#### What you will do
Note each line of the listing that contains the string "screenshot", and copy it.

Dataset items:
★ ★ ★ ★ ★ ★ ★

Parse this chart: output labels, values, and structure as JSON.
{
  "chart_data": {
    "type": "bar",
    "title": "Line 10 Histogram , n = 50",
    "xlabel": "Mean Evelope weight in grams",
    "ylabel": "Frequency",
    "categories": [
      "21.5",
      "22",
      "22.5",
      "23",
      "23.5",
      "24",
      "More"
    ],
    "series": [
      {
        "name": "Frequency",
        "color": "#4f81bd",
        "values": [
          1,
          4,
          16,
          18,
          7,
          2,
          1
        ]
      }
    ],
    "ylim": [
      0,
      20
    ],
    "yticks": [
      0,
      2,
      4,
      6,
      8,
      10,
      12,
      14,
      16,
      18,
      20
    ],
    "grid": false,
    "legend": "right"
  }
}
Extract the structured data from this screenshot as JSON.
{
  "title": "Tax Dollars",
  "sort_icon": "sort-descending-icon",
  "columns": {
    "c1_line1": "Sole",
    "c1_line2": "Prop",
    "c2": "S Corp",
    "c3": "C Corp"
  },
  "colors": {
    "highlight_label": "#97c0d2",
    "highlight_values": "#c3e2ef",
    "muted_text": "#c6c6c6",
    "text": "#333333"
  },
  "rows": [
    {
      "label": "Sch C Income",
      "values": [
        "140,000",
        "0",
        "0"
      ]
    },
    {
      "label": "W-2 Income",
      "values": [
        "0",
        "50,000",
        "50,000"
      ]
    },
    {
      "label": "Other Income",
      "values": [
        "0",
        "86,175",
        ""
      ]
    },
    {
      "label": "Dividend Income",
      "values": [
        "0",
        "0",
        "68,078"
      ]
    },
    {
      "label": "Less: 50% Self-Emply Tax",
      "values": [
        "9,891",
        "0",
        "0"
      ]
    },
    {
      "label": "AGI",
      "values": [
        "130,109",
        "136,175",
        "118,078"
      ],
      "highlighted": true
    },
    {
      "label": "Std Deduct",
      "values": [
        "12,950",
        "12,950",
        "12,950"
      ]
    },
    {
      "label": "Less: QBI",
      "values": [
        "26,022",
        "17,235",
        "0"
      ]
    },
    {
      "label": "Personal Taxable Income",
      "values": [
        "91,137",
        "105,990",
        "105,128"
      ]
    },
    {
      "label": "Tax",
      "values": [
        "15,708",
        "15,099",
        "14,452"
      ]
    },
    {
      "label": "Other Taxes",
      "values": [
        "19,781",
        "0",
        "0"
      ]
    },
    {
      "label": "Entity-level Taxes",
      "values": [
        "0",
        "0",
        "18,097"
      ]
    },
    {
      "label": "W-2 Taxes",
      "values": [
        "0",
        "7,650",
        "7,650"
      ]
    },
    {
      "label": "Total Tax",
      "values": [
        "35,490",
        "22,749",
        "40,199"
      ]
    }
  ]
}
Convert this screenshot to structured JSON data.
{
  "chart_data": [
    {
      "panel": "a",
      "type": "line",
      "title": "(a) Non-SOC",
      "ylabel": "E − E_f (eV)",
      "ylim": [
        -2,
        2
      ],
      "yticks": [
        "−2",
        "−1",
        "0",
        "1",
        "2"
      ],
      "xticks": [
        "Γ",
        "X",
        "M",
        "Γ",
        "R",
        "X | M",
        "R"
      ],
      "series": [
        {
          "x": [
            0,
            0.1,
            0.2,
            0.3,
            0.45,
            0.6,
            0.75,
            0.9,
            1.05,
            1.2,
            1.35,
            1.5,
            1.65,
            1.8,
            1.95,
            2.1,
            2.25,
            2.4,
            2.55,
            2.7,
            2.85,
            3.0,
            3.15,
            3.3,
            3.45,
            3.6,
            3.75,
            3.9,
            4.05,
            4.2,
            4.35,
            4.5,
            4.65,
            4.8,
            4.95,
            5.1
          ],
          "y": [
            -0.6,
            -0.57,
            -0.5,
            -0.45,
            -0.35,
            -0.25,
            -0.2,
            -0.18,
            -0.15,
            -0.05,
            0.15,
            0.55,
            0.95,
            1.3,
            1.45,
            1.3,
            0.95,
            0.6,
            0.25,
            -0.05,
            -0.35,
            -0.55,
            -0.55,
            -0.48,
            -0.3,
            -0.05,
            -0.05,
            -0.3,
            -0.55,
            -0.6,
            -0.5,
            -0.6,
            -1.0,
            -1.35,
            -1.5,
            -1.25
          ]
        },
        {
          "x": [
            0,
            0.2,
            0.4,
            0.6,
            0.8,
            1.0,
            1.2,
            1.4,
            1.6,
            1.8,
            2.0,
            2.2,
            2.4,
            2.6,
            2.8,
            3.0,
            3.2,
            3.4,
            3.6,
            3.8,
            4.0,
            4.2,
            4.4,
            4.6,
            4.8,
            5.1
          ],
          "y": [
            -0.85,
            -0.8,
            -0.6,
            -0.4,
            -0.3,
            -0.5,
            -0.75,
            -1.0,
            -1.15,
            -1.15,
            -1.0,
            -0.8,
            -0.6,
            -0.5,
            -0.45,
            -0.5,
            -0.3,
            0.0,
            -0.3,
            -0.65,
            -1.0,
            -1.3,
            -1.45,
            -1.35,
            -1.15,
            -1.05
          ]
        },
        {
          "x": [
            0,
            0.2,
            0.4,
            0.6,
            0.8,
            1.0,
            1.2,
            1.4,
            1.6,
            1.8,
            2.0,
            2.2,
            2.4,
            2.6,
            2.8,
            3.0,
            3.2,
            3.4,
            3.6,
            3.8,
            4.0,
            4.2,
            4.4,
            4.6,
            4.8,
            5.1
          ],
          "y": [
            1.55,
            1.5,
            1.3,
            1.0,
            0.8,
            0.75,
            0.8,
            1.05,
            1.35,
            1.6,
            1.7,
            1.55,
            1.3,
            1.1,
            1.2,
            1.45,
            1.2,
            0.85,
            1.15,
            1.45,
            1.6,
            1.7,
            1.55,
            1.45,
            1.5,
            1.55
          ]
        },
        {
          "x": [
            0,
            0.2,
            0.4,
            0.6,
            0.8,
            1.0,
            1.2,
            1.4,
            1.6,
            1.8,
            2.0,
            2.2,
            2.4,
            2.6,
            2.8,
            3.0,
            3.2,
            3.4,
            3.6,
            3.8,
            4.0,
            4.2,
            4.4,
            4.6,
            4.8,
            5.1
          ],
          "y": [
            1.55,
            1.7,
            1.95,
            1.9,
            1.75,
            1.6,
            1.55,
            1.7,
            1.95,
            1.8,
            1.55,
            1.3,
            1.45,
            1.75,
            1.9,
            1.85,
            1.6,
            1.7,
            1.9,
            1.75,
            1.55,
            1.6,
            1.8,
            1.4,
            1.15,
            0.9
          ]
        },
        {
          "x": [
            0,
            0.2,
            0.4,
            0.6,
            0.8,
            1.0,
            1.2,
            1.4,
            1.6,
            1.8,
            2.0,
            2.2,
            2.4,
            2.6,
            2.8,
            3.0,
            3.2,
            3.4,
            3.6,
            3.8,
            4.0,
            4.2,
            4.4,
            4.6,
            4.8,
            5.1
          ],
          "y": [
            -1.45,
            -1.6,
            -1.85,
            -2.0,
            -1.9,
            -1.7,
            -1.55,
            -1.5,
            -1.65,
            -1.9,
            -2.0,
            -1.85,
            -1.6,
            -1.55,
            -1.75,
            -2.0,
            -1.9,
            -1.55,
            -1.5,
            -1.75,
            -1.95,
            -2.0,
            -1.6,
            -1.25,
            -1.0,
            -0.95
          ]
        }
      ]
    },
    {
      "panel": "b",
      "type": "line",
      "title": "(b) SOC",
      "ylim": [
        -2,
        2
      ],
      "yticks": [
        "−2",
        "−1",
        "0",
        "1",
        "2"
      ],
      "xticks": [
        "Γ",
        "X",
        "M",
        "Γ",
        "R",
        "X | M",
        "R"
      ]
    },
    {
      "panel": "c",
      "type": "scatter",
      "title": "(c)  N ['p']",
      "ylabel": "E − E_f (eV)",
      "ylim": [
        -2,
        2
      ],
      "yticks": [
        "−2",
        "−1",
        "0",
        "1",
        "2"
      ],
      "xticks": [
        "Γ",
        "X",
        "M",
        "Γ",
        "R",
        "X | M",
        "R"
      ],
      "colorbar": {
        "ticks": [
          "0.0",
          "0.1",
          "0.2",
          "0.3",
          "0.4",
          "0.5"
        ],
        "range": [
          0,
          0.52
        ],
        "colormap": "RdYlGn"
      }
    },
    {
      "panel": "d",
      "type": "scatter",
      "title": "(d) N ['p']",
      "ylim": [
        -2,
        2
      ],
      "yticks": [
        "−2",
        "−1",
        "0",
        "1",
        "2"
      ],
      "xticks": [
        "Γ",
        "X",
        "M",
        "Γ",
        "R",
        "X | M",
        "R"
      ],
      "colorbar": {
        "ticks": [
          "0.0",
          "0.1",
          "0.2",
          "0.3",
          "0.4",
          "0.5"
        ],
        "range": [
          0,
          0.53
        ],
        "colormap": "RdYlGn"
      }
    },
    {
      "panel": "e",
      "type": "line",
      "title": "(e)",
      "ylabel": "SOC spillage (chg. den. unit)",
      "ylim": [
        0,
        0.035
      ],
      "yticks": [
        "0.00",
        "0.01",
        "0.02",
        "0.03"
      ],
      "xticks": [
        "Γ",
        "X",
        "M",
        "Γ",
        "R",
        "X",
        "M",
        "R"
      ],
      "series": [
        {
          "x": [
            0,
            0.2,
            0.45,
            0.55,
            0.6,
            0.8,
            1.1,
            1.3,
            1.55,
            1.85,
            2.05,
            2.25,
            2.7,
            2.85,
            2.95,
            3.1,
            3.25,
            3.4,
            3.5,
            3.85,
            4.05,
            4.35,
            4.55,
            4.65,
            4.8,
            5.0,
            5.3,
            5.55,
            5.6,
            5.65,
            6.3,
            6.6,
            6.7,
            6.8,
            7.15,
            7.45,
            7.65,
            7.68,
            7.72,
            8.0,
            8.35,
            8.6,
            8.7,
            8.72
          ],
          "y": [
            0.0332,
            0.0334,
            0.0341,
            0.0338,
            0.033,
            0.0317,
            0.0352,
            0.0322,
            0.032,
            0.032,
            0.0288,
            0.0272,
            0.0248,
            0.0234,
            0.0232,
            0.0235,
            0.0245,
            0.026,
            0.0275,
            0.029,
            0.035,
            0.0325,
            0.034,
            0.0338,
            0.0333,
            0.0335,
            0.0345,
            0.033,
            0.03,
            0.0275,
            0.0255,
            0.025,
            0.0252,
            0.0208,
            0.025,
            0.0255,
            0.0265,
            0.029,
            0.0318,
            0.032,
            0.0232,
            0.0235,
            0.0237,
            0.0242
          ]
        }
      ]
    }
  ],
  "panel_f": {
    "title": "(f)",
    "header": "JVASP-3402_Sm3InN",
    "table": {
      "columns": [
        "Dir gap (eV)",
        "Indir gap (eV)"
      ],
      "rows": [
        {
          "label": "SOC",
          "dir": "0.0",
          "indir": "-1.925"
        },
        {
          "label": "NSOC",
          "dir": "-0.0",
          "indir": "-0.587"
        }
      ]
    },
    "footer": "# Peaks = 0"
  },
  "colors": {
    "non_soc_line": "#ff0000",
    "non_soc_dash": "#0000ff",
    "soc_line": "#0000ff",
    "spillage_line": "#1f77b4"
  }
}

★ ★ ★ ★ ★ ★ ★

#### Task answer
Extract the structured data from this screenshot as JSON.
Convert this screenshot to structured JSON data.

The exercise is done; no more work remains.